══ The data
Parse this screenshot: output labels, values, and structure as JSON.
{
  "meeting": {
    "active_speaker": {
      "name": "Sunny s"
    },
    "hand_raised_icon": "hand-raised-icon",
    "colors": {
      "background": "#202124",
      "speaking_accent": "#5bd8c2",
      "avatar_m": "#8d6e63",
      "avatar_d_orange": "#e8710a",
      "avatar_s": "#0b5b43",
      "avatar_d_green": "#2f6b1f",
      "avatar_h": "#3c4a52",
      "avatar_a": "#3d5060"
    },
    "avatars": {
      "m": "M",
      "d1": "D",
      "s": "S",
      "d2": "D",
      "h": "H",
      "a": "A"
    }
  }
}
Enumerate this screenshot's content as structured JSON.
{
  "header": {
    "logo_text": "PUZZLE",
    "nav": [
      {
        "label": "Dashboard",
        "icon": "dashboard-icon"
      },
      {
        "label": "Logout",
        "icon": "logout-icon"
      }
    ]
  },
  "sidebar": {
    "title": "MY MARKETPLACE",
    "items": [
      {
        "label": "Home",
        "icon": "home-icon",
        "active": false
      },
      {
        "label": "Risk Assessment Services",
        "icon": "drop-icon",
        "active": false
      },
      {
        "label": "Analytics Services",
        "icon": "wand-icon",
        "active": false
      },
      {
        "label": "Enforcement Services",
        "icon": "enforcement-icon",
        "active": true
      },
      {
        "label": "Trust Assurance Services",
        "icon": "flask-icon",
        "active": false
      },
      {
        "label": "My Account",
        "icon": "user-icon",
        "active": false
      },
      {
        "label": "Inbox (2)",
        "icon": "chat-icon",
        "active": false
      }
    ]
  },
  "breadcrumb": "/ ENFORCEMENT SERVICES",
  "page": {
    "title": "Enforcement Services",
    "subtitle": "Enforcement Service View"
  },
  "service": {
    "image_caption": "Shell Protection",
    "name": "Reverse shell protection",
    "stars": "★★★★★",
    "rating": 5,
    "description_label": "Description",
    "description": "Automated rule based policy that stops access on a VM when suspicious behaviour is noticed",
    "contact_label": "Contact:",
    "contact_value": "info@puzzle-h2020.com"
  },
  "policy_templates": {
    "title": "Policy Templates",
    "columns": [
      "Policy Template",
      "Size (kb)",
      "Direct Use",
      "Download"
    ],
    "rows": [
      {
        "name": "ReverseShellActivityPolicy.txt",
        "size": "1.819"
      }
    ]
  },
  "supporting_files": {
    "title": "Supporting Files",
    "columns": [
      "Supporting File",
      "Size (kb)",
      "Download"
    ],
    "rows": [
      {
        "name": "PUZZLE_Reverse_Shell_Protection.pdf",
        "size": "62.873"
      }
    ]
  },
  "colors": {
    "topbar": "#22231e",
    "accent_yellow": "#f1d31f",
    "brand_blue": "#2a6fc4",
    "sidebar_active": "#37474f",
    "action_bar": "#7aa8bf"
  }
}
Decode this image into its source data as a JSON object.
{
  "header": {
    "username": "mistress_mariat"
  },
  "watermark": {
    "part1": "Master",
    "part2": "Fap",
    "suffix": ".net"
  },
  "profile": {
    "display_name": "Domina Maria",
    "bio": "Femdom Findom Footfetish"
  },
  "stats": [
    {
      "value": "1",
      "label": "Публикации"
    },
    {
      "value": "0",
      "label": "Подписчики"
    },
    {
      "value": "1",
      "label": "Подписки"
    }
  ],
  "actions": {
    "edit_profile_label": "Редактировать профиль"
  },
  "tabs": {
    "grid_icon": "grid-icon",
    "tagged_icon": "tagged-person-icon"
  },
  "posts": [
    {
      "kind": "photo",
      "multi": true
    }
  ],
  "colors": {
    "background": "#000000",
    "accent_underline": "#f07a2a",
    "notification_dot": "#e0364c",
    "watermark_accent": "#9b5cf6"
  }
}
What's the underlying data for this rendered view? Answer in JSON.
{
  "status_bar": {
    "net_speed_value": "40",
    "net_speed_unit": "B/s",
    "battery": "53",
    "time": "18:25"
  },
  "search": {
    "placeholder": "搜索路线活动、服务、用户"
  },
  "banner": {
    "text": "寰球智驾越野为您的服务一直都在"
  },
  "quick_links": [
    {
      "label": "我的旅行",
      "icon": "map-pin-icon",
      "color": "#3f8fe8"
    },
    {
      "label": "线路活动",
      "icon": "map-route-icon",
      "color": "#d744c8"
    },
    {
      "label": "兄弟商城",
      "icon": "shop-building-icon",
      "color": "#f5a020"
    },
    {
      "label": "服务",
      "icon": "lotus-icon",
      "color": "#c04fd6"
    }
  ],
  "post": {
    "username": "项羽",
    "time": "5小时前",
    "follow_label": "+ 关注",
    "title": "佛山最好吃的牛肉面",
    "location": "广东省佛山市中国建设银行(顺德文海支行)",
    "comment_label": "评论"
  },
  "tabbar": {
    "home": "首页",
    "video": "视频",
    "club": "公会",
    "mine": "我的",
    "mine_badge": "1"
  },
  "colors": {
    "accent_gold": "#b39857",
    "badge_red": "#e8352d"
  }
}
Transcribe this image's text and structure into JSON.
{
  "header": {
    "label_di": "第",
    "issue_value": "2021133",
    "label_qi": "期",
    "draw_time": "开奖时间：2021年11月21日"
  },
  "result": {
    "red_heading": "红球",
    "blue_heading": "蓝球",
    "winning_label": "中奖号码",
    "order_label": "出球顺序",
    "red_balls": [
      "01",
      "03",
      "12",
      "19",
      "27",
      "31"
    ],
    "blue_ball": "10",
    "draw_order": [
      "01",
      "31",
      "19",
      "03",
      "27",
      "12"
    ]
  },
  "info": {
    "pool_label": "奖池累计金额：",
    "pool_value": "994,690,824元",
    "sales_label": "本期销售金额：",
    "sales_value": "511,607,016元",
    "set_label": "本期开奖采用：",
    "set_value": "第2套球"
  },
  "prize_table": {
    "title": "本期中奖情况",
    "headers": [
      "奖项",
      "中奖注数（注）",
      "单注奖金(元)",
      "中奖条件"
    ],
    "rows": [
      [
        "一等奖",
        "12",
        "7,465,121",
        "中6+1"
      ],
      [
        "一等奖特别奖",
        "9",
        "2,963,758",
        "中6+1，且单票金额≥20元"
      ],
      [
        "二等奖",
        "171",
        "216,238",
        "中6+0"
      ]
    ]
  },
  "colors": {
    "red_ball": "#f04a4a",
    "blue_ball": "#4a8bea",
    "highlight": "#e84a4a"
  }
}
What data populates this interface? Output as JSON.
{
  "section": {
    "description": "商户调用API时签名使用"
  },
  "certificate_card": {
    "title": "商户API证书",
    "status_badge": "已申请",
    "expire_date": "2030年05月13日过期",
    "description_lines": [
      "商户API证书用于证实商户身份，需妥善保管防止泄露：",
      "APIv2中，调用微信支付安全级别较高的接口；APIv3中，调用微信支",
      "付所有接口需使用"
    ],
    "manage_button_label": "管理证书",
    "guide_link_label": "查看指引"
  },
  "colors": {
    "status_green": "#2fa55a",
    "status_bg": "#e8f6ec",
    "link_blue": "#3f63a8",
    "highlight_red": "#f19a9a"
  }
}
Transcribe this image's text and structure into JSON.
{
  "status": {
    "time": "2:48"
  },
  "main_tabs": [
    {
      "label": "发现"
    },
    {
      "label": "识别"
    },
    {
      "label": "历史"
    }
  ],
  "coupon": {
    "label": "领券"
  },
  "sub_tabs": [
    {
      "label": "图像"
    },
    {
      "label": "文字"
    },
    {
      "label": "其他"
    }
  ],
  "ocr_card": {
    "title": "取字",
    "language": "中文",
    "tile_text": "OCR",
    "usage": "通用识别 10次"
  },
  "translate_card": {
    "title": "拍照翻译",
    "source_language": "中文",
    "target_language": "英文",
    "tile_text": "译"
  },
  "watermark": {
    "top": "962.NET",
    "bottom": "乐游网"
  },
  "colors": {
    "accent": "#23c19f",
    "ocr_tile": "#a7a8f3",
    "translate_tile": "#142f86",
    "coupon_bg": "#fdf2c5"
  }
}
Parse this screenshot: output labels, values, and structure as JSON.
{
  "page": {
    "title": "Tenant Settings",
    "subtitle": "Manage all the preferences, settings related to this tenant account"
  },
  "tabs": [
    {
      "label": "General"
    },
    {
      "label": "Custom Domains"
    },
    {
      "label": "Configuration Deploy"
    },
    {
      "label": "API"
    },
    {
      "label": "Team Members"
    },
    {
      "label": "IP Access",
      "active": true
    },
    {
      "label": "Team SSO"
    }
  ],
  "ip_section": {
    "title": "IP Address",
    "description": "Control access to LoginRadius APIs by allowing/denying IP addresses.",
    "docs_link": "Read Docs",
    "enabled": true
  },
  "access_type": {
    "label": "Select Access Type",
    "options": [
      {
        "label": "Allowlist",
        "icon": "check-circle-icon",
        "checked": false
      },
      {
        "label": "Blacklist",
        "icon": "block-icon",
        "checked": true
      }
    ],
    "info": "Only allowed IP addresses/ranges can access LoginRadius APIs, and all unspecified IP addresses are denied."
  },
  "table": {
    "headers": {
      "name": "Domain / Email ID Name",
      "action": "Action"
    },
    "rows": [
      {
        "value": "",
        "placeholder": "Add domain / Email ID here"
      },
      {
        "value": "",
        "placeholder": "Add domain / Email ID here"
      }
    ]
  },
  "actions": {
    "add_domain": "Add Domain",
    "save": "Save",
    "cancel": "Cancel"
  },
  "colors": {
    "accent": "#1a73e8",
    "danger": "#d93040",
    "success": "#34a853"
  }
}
════
Written instruction>
Only the number is wanted: how many lines of the data contain the word "username"?

Result>
2